* [REQUEST] Identify and copy all lines of the material where the string "سـدیم" is found.

##### DATA LINES #####

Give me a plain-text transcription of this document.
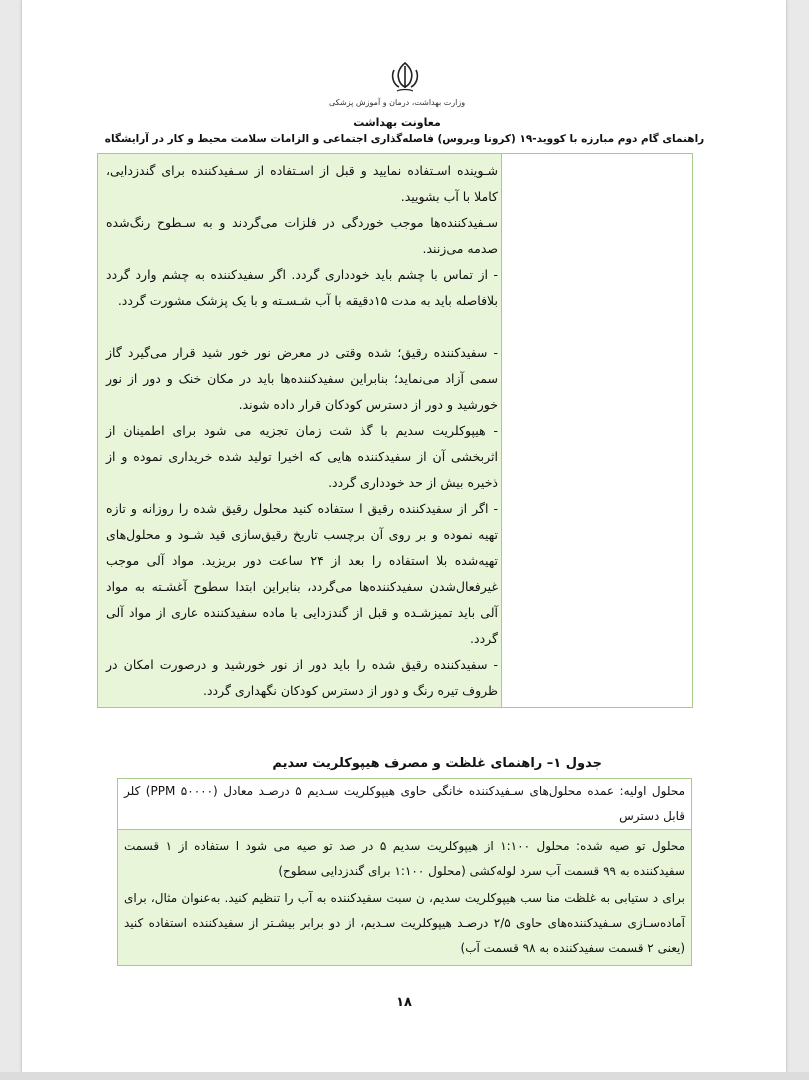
وزارت بهداشت، درمان و آموزش پزشکی
معاونت بهداشت
راهنمای گام دوم مبارزه با کووید-۱۹ (کرونا ویروس) فاصله‌گذاری اجتماعی و الزامات سلامت محیط و کار در آرایشگاه
شـوینده اسـتفاده نمایید و قبل از اسـتفاده از سـفیدکننده برای گندزدایی، کاملا با آب بشویید.
سـفیدکننده‌ها موجب خوردگی در فلزات می‌گردند و به سـطوح رنگ‌شده صدمه می‌زنند.
- از تماس با چشم باید خودداری گردد. اگر سفیدکننده به چشم وارد گردد بلافاصله باید به مدت ۱۵دقیقه با آب شـسـته و با یک پزشک مشورت گردد.
- سفیدکننده رقیق؛ شده وقتی در معرض نور خور شید قرار می‌گیرد گاز سمی آزاد می‌نماید؛ بنابراین سفیدکننده‌ها باید در مکان خنک و دور از نور خورشید و دور از دسترس کودکان قرار داده شوند.
- هیپوکلریت سدیم با گذ شت زمان تجزیه می شود برای اطمینان از اثربخشی آن از سفیدکننده هایی که اخیرا تولید شده خریداری نموده و از ذخیره بیش از حد خودداری گردد.
- اگر از سفیدکننده رقیق ا ستفاده کنید محلول رقیق شده را روزانه و تازه تهیه نموده و بر روی آن برچسب تاریخ رقیق‌سازی قید شـود و محلول‌های تهیه‌شده بلا استفاده را بعد از ۲۴ ساعت دور بریزید. مواد آلی موجب غیرفعال‌شدن سفیدکننده‌ها می‌گردد، بنابراین ابتدا سطوح آغشـته به مواد آلی باید تمیزشـده و قبل از گندزدایی با ماده سفیدکننده عاری از مواد آلی گردد.
- سفیدکننده رقیق شده را باید دور از نور خورشید و درصورت امکان در ظروف تیره رنگ و دور از دسترس کودکان نگهداری گردد.
جدول ۱– راهنمای غلظت و مصرف هیپوکلریت سدیم
محلول اولیه: عمده محلول‌های سـفیدکننده خانگی حاوی هیپوکلریت سـدیم ۵ درصـد معادل (PPM ۵۰۰۰۰) کلر قابل دسترس
محلول تو صیه شده: محلول ۱:۱۰۰ از هیپوکلریت سدیم ۵ در صد تو صیه می شود ا ستفاده از ۱ قسمت سفیدکننده به ۹۹ قسمت آب سرد لوله‌کشی (محلول ۱:۱۰۰ برای گندزدایی سطوح)
برای د ستیابی به غلظت منا سب هیپوکلریت سدیم، ن سبت سفیدکننده به آب را تنظیم کنید. به‌عنوان مثال، برای آماده‌سـازی سـفیدکننده‌های حاوی ۲/۵ درصـد هیپوکلریت سـدیم، از دو برابر بیشـتر از سفیدکننده استفاده کنید (یعنی ۲ قسمت سفیدکننده به ۹۸ قسمت آب)
۱۸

#####

* [EXPECTED ANSWER]
محلول اولیه: عمده محلول‌های سـفیدکننده خانگی حاوی هیپوکلریت سـدیم ۵ درصـد معادل (PPM ۵۰۰۰۰) کلر قابل دسترس
برای د ستیابی به غلظت منا سب هیپوکلریت سدیم، ن سبت سفیدکننده به آب را تنظیم کنید. به‌عنوان مثال، برای آماده‌سـازی سـفیدکننده‌های حاوی ۲/۵ درصـد هیپوکلریت سـدیم، از دو برابر بیشـتر از سفیدکننده استفاده کنید (یعنی ۲ قسمت سفیدکننده به ۹۸ قسمت آب)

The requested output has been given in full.